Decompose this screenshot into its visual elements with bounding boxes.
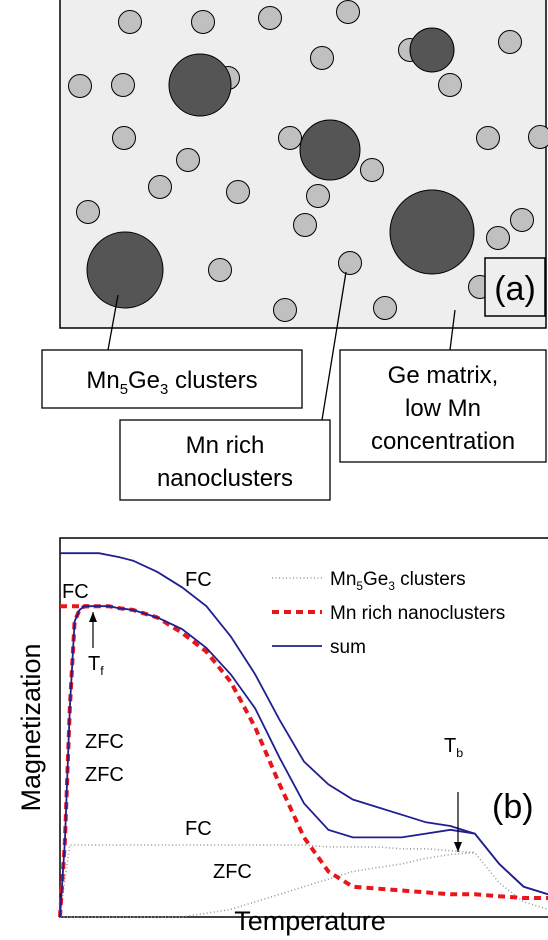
- callout-text: Mn5Ge3 clusters: [86, 367, 257, 398]
- nanocluster: [306, 184, 330, 208]
- callout-text: Mn rich: [186, 432, 265, 459]
- text-part: clusters: [168, 367, 257, 394]
- subscript: 5: [356, 580, 363, 593]
- nanocluster: [112, 126, 136, 150]
- nanocluster: [336, 0, 360, 24]
- arrow-head: [89, 612, 97, 622]
- nanocluster: [176, 148, 200, 172]
- nanocluster: [293, 213, 317, 237]
- nanocluster: [360, 158, 384, 182]
- text-part: Ge matrix,: [388, 362, 499, 389]
- annotation: Tf: [88, 653, 104, 678]
- curve-label: FC: [185, 818, 212, 840]
- callout-box: [41, 349, 303, 409]
- subscript: 3: [160, 382, 168, 398]
- cluster: [168, 53, 232, 117]
- y-axis-label: Magnetization: [16, 643, 46, 811]
- text-part: clusters: [395, 569, 466, 590]
- nanocluster: [208, 258, 232, 282]
- cluster: [409, 27, 455, 73]
- text-part: Ge: [128, 367, 160, 394]
- nanocluster: [68, 74, 92, 98]
- curve: [59, 605, 548, 918]
- cluster: [299, 119, 361, 181]
- text-part: T: [88, 653, 100, 675]
- nanocluster: [226, 180, 250, 204]
- text-part: Ge: [363, 569, 388, 590]
- x-axis-label: Temperature: [234, 906, 386, 936]
- curve-label: ZFC: [85, 731, 124, 753]
- curve-label: FC: [62, 581, 89, 603]
- text-part: concentration: [371, 428, 515, 455]
- cluster: [389, 189, 475, 275]
- text-part: sum: [330, 637, 366, 658]
- nanocluster: [510, 208, 534, 232]
- leader-line: [321, 271, 347, 421]
- nanocluster: [476, 126, 500, 150]
- legend-label: sum: [330, 637, 366, 658]
- nanocluster: [338, 251, 362, 275]
- nanocluster: [438, 73, 462, 97]
- nanocluster: [273, 298, 297, 322]
- text-part: T: [444, 735, 456, 757]
- callout-box: [339, 349, 547, 463]
- arrow-head: [454, 842, 462, 852]
- text-part: Mn rich: [186, 432, 265, 459]
- nanocluster: [191, 10, 215, 34]
- curve-label: ZFC: [85, 764, 124, 786]
- nanocluster: [528, 125, 548, 149]
- nanocluster: [111, 73, 135, 97]
- nanocluster: [118, 10, 142, 34]
- curve-label: ZFC: [213, 861, 252, 883]
- text-part: Mn: [330, 569, 356, 590]
- callout-text: concentration: [371, 428, 515, 455]
- nanocluster: [258, 6, 282, 30]
- callout-text: nanoclusters: [157, 465, 293, 492]
- subscript: b: [456, 746, 463, 760]
- curve: [60, 552, 548, 896]
- legend-label: Mn rich nanoclusters: [330, 603, 505, 624]
- callout-text: Ge matrix,: [388, 362, 499, 389]
- callout-box: [119, 419, 331, 501]
- label-box: [484, 257, 546, 317]
- text-part: Mn: [86, 367, 119, 394]
- subscript: 3: [388, 580, 395, 593]
- curve-label: FC: [185, 569, 212, 591]
- text-part: Mn rich nanoclusters: [330, 603, 505, 624]
- nanocluster: [148, 175, 172, 199]
- panel-a: (a) Mn5Ge3 clusters Mn rich nanoclusters Ge …: [41, 0, 548, 501]
- subscript: f: [100, 664, 104, 678]
- nanocluster: [498, 30, 522, 54]
- nanocluster: [76, 200, 100, 224]
- nanocluster: [373, 296, 397, 320]
- panel-label: (b): [492, 788, 534, 826]
- annotation: Tb: [444, 735, 463, 760]
- text-part: nanoclusters: [157, 465, 293, 492]
- panel-label: (a): [494, 270, 536, 308]
- callout-text: low Mn: [405, 395, 481, 422]
- nanocluster: [310, 46, 334, 70]
- legend-label: Mn5Ge3 clusters: [330, 569, 466, 593]
- nanocluster: [278, 126, 302, 150]
- leader-line: [449, 309, 456, 351]
- text-part: low Mn: [405, 395, 481, 422]
- subscript: 5: [120, 382, 128, 398]
- cluster: [86, 231, 164, 309]
- nanocluster: [486, 226, 510, 250]
- axis-frame: [59, 537, 548, 918]
- leader-line: [107, 294, 119, 351]
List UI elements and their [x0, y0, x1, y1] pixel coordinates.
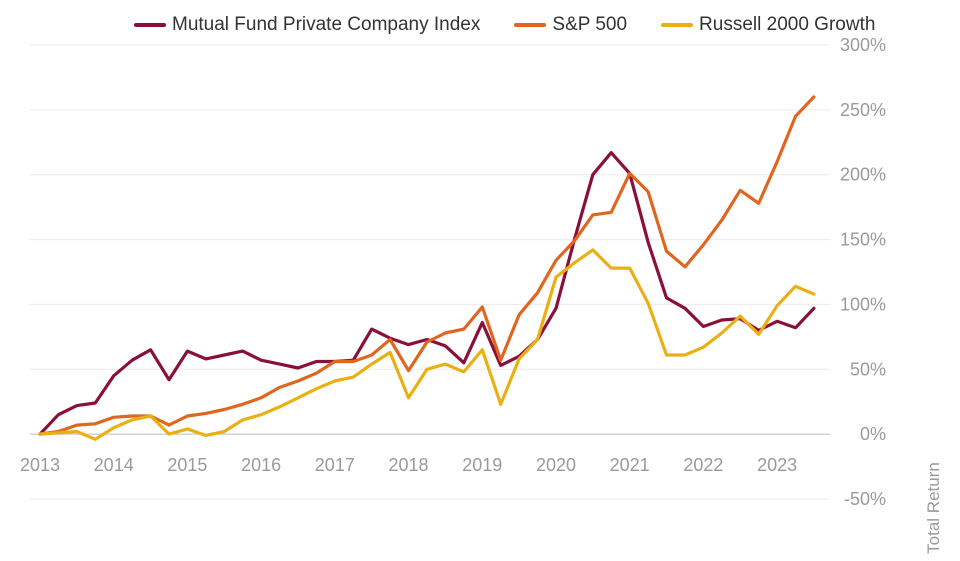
series-lines	[38, 95, 816, 441]
legend-item-sp500: S&P 500	[514, 14, 627, 36]
x-tick-label: 2015	[167, 455, 207, 475]
x-axis-ticks: 2013 2014 2015 2016 2017 2018 2019 2020 2021 2022…	[20, 455, 797, 475]
x-tick-label: 2014	[94, 455, 134, 475]
x-tick-label: 2020	[536, 455, 576, 475]
legend-label: Russell 2000 Growth	[699, 14, 876, 35]
y-tick-label: 150%	[840, 230, 886, 250]
y-tick-label: 250%	[840, 100, 886, 120]
legend-label: S&P 500	[552, 14, 628, 35]
x-tick-label: 2019	[462, 455, 502, 475]
series-line-1	[38, 95, 816, 436]
y-tick-label: 100%	[840, 294, 886, 314]
x-tick-label: 2016	[241, 455, 281, 475]
series-line-2	[38, 248, 816, 441]
legend-item-private-company-index: Mutual Fund Private Company Index	[134, 14, 480, 36]
series-line-0	[38, 151, 816, 436]
y-tick-label: -50%	[844, 489, 886, 509]
y-axis-label: Total Return	[924, 462, 943, 554]
gridlines	[30, 44, 830, 500]
legend-label: Mutual Fund Private Company Index	[172, 14, 481, 35]
y-tick-label: 200%	[840, 165, 886, 185]
legend-swatch	[134, 23, 166, 27]
x-tick-label: 2021	[610, 455, 650, 475]
chart-legend: Mutual Fund Private Company Index S&P 50…	[134, 14, 909, 36]
legend-swatch	[661, 23, 694, 27]
x-tick-label: 2022	[683, 455, 723, 475]
x-tick-label: 2017	[315, 455, 355, 475]
x-tick-label: 2018	[389, 455, 429, 475]
x-tick-label: 2023	[757, 455, 797, 475]
legend-item-russell-2000-growth: Russell 2000 Growth	[661, 14, 875, 36]
y-tick-label: 50%	[850, 359, 886, 379]
y-tick-label: 0%	[860, 424, 886, 444]
x-tick-label: 2013	[20, 455, 60, 475]
y-axis-ticks: 300% 250% 200% 150% 100% 50% 0% -50%	[840, 35, 886, 509]
legend-swatch	[514, 23, 547, 27]
y-tick-label: 300%	[840, 35, 886, 55]
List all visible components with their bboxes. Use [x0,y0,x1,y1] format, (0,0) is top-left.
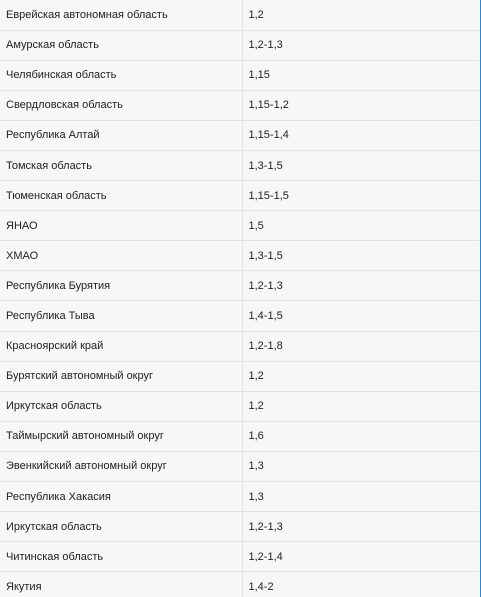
coefficient-cell: 1,15 [241,60,480,91]
coefficient-cell: 1,2 [241,0,480,31]
region-cell: Амурская область [0,30,242,61]
region-cell: Свердловская область [0,90,242,121]
table-row: Эвенкийский автономный округ 1,3 [0,451,480,483]
coefficient-cell: 1,5 [241,210,480,242]
table-row: Республика Хакасия 1,3 [0,481,480,513]
table-row: ХМАО 1,3-1,5 [0,240,480,272]
coefficient-cell: 1,3 [241,481,480,513]
table-row: Иркутская область 1,2 [0,391,480,422]
region-cell: Якутия [0,571,242,597]
coefficient-cell: 1,2-1,4 [241,541,480,573]
coefficient-cell: 1,4-1,5 [241,300,480,332]
region-cell: Иркутская область [0,391,242,422]
region-cell: Республика Бурятия [0,270,242,302]
region-cell: Иркутская область [0,511,242,543]
table-row: Челябинская область 1,15 [0,60,480,91]
region-cell: Республика Тыва [0,300,242,332]
region-cell: Еврейская автономная область [0,0,242,31]
region-cell: Эвенкийский автономный округ [0,451,242,483]
coefficient-cell: 1,15-1,4 [241,120,480,151]
table-row: Свердловская область 1,15-1,2 [0,90,480,121]
table-row: Томская область 1,3-1,5 [0,150,480,182]
table-row: Республика Тыва 1,4-1,5 [0,300,480,332]
region-cell: ЯНАО [0,210,242,242]
region-cell: Тюменская область [0,180,242,212]
table-row: Еврейская автономная область 1,2 [0,0,480,31]
coefficient-cell: 1,2-1,3 [241,270,480,302]
table-row: Республика Бурятия 1,2-1,3 [0,270,480,302]
table-row: Амурская область 1,2-1,3 [0,30,480,61]
coefficient-cell: 1,15-1,2 [241,90,480,121]
table-row: Тюменская область 1,15-1,5 [0,180,480,212]
coefficient-cell: 1,3 [241,451,480,483]
coefficient-cell: 1,2 [241,391,480,422]
table-row: Читинская область 1,2-1,4 [0,541,480,573]
table-row: Таймырский автономный округ 1,6 [0,421,480,452]
coefficient-cell: 1,2-1,3 [241,511,480,543]
region-cell: ХМАО [0,240,242,272]
coefficient-cell: 1,3-1,5 [241,240,480,272]
region-cell: Таймырский автономный округ [0,421,242,452]
table-row: ЯНАО 1,5 [0,210,480,242]
region-cell: Республика Алтай [0,120,242,151]
coefficient-cell: 1,6 [241,421,480,452]
coefficient-cell: 1,2-1,3 [241,30,480,61]
coefficient-cell: 1,15-1,5 [241,180,480,212]
region-cell: Челябинская область [0,60,242,91]
region-cell: Бурятский автономный округ [0,361,242,392]
table-row: Иркутская область 1,2-1,3 [0,511,480,543]
region-cell: Читинская область [0,541,242,573]
coefficient-cell: 1,4-2 [241,571,480,597]
region-cell: Томская область [0,150,242,182]
table-row: Красноярский край 1,2-1,8 [0,331,480,362]
region-cell: Республика Хакасия [0,481,242,513]
table-row: Республика Алтай 1,15-1,4 [0,120,480,151]
table-row: Бурятский автономный округ 1,2 [0,361,480,392]
region-cell: Красноярский край [0,331,242,362]
coefficient-cell: 1,2 [241,361,480,392]
table-row: Якутия 1,4-2 [0,571,480,597]
coefficient-cell: 1,2-1,8 [241,331,480,362]
coefficient-cell: 1,3-1,5 [241,150,480,182]
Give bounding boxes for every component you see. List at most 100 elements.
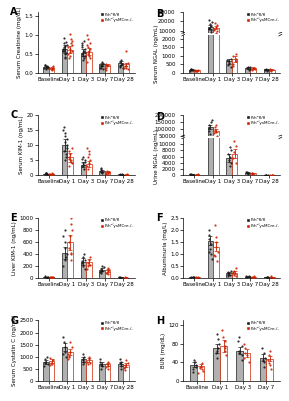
- Point: [99, 270, 104, 277]
- Point: [237, 350, 241, 356]
- Point: [225, 36, 230, 43]
- Point: [61, 46, 65, 52]
- Point: [260, 345, 265, 352]
- Point: [245, 37, 250, 43]
- Point: [123, 275, 128, 281]
- Point: [264, 172, 268, 178]
- Point: [213, 124, 217, 130]
- Point: [234, 36, 239, 43]
- Point: [82, 166, 86, 172]
- Point: [231, 36, 235, 43]
- Point: [263, 354, 268, 361]
- Point: [225, 269, 230, 275]
- Bar: [232, 154, 237, 175]
- Point: [83, 53, 88, 59]
- Bar: [245, 172, 251, 175]
- Point: [194, 68, 199, 74]
- Point: [247, 273, 251, 279]
- Point: [99, 362, 103, 369]
- Text: F: F: [156, 213, 163, 223]
- Point: [246, 170, 250, 176]
- Point: [88, 254, 92, 260]
- Point: [236, 348, 241, 354]
- Point: [123, 275, 128, 281]
- Point: [250, 170, 254, 177]
- Point: [226, 36, 231, 43]
- Point: [190, 172, 194, 178]
- Point: [190, 366, 195, 373]
- Point: [189, 139, 194, 146]
- Point: [86, 260, 90, 266]
- Point: [86, 257, 91, 263]
- Point: [244, 139, 249, 146]
- Point: [50, 63, 55, 70]
- Point: [196, 37, 201, 43]
- Point: [200, 367, 205, 374]
- Bar: [208, 0, 213, 175]
- Bar: [49, 174, 54, 175]
- Point: [81, 361, 86, 367]
- Point: [44, 63, 49, 69]
- Point: [229, 138, 234, 145]
- Point: [245, 139, 250, 146]
- Point: [80, 44, 84, 50]
- Point: [226, 58, 231, 65]
- Point: [81, 356, 86, 363]
- Point: [243, 345, 247, 352]
- Bar: [81, 53, 86, 73]
- Bar: [123, 64, 129, 73]
- Point: [246, 359, 251, 366]
- Bar: [220, 346, 227, 381]
- Point: [244, 352, 249, 358]
- Point: [123, 364, 127, 370]
- Y-axis label: Albuminuria (mg/L): Albuminuria (mg/L): [162, 221, 168, 275]
- Point: [196, 274, 201, 280]
- Bar: [81, 359, 86, 381]
- Point: [226, 150, 231, 157]
- Point: [247, 274, 252, 280]
- Bar: [99, 269, 105, 278]
- Point: [64, 38, 68, 45]
- Point: [105, 268, 110, 275]
- Bar: [208, 27, 213, 41]
- Point: [122, 65, 127, 71]
- Point: [63, 130, 68, 136]
- Bar: [123, 365, 129, 381]
- Point: [69, 251, 74, 257]
- Point: [207, 236, 212, 243]
- Point: [47, 65, 52, 71]
- Point: [68, 215, 73, 221]
- Point: [61, 351, 66, 358]
- Point: [246, 139, 250, 146]
- Point: [81, 53, 85, 59]
- Point: [43, 66, 48, 72]
- Point: [244, 274, 249, 281]
- Point: [105, 361, 109, 367]
- Point: [84, 266, 89, 272]
- Point: [216, 345, 221, 352]
- Point: [225, 57, 230, 63]
- Point: [232, 271, 236, 278]
- Point: [271, 172, 275, 178]
- Point: [252, 37, 257, 43]
- Bar: [213, 247, 219, 278]
- Point: [49, 361, 54, 367]
- Point: [209, 119, 213, 126]
- Point: [237, 334, 241, 340]
- Point: [227, 139, 231, 145]
- Bar: [49, 277, 54, 278]
- Point: [270, 139, 274, 146]
- Point: [193, 275, 198, 281]
- Bar: [67, 157, 73, 175]
- Point: [228, 37, 233, 43]
- Point: [45, 275, 50, 281]
- Point: [251, 274, 256, 280]
- Point: [120, 171, 125, 178]
- Point: [227, 144, 232, 150]
- Point: [188, 171, 192, 177]
- Point: [86, 354, 91, 360]
- Point: [228, 56, 233, 62]
- Bar: [43, 67, 49, 73]
- Point: [244, 168, 249, 175]
- Point: [210, 117, 214, 124]
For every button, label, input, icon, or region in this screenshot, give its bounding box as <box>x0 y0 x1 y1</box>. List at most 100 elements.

◆ ◆ ◆

> _Given exercise_
Turn everything in the items above, from the line containing "95, 816, 441]" down to the line containing "455, 576, 475]", into a numbered list. Leave out any blank lines.

> _Problem solution_
1. series-lines	[38, 95, 816, 441]
2. legend-item-sp500: S&P 500	[514, 14, 627, 36]
3. x-tick-label: 2015	[167, 455, 207, 475]
4. x-axis-ticks: 2013 2014 2015 2016 2017 2018 2019 2020 2021 2022…	[20, 455, 797, 475]
5. x-tick-label: 2014	[94, 455, 134, 475]
6. x-tick-label: 2020	[536, 455, 576, 475]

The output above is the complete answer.